Selected extract |
▬▬▬▬▬▬▬▬▬▬
Accordingly, each of the code sections upon which the UST relies requires a finding of fraud, dishonesty or intent to deceive. No such showing has been made here. First, while there certainly were deficiencies in the initial schedules and SOFA filed by Mr. Walters, the evidence is that he promptly and fully complied with the UST’s requests for additional information and filed amendments as necessary. The case trustee testified that he reviewed the amended documents and the bank records provided in discovery, but nothing in those materials suggested to him there was value available to recover for the estate. Mr. Walters could and should have done a better job of completing his schedules in the first place. No argument there. But, strictly construing the provisions of section 727 in debtor’s favor, the evidence failed to indicate any nefarious intent, dishonesty or fraud on the part of Mr. Walters.
Second, Mr. Walters credibly testified that the financial transactions and account usage highlighted by the UST were for the purpose of liquidating JWI. Certain debts about which the UST has raised questions were not listed on the debtor’s initial schedules because they were not personal obligations; rather, they were debts owed by JWI. The proceeds from the sale of JWI’s assets went either toward paying JWI’s creditors or toward payments of Mr. Walters’ expenses in lieu of a salary from JWI. The accounting trail would have been easier to follow had every check for the sale of a JWI asset been made payable to JWI and deposited into a JWI bank account, but reality is not always so tidy, especially when a small business’s owner is battling to keep it going. Nevertheless, and importantly, there is no evidence that JWI assets were used for anything other than paying JWI’s debts and a relatively modest amount for the payment of some of Mr. Walters’ personal expenses as he did not receive a salary from JWI. Likewise, Mr. Walters testified credibly that many of JWI’s vendors began requiring payment in cash when the company was struggling financially, explaining that many of the cash withdrawals went to pay those expenses. Despite Mr. Walters’ efforts, not all of JWI’s creditors received payment in full. Most of the assets were collateral for secured lenders. Mr. Walters testified that he, on behalf of JWI, gave certain creditors preference over others in order to keep good business relationships as he attempted to determine whether he could move forward with the Trash Bandits business. It was, as he testified, a matter of trying to figure out the best way to use limited funds to keep everyone as happy as possible. While his methods of doing so cannot be condoned by this Court, they will not be condemned by denying his discharge.
▬▬▬▬▬▬▬▬▬▬
Listed records |
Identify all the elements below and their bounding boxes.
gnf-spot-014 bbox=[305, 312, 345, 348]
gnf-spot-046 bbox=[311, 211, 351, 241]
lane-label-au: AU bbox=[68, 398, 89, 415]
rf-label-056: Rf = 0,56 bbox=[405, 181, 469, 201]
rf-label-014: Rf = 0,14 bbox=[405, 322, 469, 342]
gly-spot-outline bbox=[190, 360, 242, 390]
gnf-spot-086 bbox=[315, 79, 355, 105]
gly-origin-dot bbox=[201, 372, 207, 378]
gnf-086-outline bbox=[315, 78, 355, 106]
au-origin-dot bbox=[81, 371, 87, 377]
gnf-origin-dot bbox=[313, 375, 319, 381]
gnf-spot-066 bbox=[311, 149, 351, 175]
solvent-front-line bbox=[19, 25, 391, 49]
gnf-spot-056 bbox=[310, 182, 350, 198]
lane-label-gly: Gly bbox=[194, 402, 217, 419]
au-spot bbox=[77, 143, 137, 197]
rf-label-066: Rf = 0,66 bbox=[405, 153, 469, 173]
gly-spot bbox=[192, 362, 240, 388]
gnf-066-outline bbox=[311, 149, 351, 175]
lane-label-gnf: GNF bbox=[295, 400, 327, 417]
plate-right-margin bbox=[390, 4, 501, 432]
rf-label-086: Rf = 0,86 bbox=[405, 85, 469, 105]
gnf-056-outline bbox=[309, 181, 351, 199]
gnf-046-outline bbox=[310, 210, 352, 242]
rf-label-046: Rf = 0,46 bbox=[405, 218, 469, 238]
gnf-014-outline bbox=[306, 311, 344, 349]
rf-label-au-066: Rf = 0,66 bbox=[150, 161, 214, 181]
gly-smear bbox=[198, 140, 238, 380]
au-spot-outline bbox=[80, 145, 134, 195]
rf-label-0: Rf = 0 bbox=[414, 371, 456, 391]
▬▬▬▬▬▬▬▬▬▬
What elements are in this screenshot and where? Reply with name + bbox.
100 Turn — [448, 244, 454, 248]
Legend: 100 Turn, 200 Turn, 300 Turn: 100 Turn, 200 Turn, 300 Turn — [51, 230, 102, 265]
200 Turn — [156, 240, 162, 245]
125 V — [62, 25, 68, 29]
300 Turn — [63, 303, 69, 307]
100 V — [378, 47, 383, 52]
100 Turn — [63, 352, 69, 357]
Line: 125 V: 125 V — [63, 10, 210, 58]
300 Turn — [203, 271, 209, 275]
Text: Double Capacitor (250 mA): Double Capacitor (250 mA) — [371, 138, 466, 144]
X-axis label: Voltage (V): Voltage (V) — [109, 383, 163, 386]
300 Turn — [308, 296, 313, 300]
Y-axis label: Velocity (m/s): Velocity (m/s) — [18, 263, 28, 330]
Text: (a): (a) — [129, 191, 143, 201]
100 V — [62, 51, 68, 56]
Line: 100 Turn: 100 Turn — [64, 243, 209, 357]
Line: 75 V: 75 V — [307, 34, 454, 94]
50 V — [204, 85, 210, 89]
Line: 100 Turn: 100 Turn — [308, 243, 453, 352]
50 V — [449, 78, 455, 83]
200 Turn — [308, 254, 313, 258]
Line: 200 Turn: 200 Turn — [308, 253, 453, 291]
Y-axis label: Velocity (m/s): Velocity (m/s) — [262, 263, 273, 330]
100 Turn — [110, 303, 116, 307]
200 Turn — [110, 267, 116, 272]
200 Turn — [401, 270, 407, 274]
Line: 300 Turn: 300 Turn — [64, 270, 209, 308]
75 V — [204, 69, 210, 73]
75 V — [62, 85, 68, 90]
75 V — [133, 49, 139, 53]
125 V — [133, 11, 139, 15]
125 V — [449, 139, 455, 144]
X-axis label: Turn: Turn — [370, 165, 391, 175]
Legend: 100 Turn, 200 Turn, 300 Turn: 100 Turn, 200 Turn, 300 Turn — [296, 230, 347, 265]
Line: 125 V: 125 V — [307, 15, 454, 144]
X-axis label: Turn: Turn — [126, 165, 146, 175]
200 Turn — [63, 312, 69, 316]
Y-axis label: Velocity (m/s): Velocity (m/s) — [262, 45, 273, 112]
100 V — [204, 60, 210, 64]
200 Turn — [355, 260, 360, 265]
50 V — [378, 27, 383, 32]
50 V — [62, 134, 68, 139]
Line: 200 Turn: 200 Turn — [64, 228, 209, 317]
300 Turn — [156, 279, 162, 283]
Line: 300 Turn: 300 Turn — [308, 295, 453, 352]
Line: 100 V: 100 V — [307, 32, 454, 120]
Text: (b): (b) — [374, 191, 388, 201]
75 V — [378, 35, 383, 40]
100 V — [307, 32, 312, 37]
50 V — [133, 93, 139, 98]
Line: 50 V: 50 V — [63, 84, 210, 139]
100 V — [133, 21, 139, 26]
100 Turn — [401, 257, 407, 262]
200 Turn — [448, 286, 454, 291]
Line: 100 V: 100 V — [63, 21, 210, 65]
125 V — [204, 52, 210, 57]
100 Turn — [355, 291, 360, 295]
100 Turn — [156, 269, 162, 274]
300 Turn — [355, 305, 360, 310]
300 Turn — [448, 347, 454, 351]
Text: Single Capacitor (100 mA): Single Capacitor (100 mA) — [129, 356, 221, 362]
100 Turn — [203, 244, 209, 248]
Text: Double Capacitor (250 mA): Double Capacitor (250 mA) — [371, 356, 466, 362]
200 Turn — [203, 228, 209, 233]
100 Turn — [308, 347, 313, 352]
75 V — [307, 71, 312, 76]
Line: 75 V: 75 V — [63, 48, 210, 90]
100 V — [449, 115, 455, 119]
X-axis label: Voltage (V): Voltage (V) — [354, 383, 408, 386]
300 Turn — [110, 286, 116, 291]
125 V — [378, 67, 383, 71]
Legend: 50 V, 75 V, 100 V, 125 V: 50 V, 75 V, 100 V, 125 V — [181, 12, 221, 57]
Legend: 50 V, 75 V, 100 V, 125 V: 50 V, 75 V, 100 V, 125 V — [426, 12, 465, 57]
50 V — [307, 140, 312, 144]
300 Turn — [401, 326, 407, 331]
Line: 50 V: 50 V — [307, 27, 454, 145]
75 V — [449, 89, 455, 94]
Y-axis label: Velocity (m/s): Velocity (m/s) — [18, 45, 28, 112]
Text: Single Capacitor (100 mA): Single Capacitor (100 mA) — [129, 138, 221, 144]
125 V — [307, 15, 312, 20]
▬▬▬▬▬▬▬▬▬▬
Problems |
[A] According to the court opinion excerpt, why were certain debts that the UST questioned left off the debtor's initial schedules?
[B] Rewrite the stretch of the records from the line containing "What elements are" through the line containing "100 V — [62, 51, 68, 56]", with "Velocity" replaced by "Speed" and everything else unchanged.
The records are unrelated to the text.

Answers for the tasks |
[A] They were not personal obligations but debts owed by JWI.

[B]
What elements are in this screenshot and where? Reply with name + bbox.
100 Turn — [448, 244, 454, 248]
Legend: 100 Turn, 200 Turn, 300 Turn: 100 Turn, 200 Turn, 300 Turn — [51, 230, 102, 265]
200 Turn — [156, 240, 162, 245]
125 V — [62, 25, 68, 29]
300 Turn — [63, 303, 69, 307]
100 V — [378, 47, 383, 52]
100 Turn — [63, 352, 69, 357]
Line: 125 V: 125 V — [63, 10, 210, 58]
300 Turn — [203, 271, 209, 275]
Text: Double Capacitor (250 mA): Double Capacitor (250 mA) — [371, 138, 466, 144]
X-axis label: Voltage (V): Voltage (V) — [109, 383, 163, 386]
300 Turn — [308, 296, 313, 300]
Y-axis label: Speed (m/s): Speed (m/s) — [18, 263, 28, 330]
Text: (a): (a) — [129, 191, 143, 201]
100 V — [62, 51, 68, 56]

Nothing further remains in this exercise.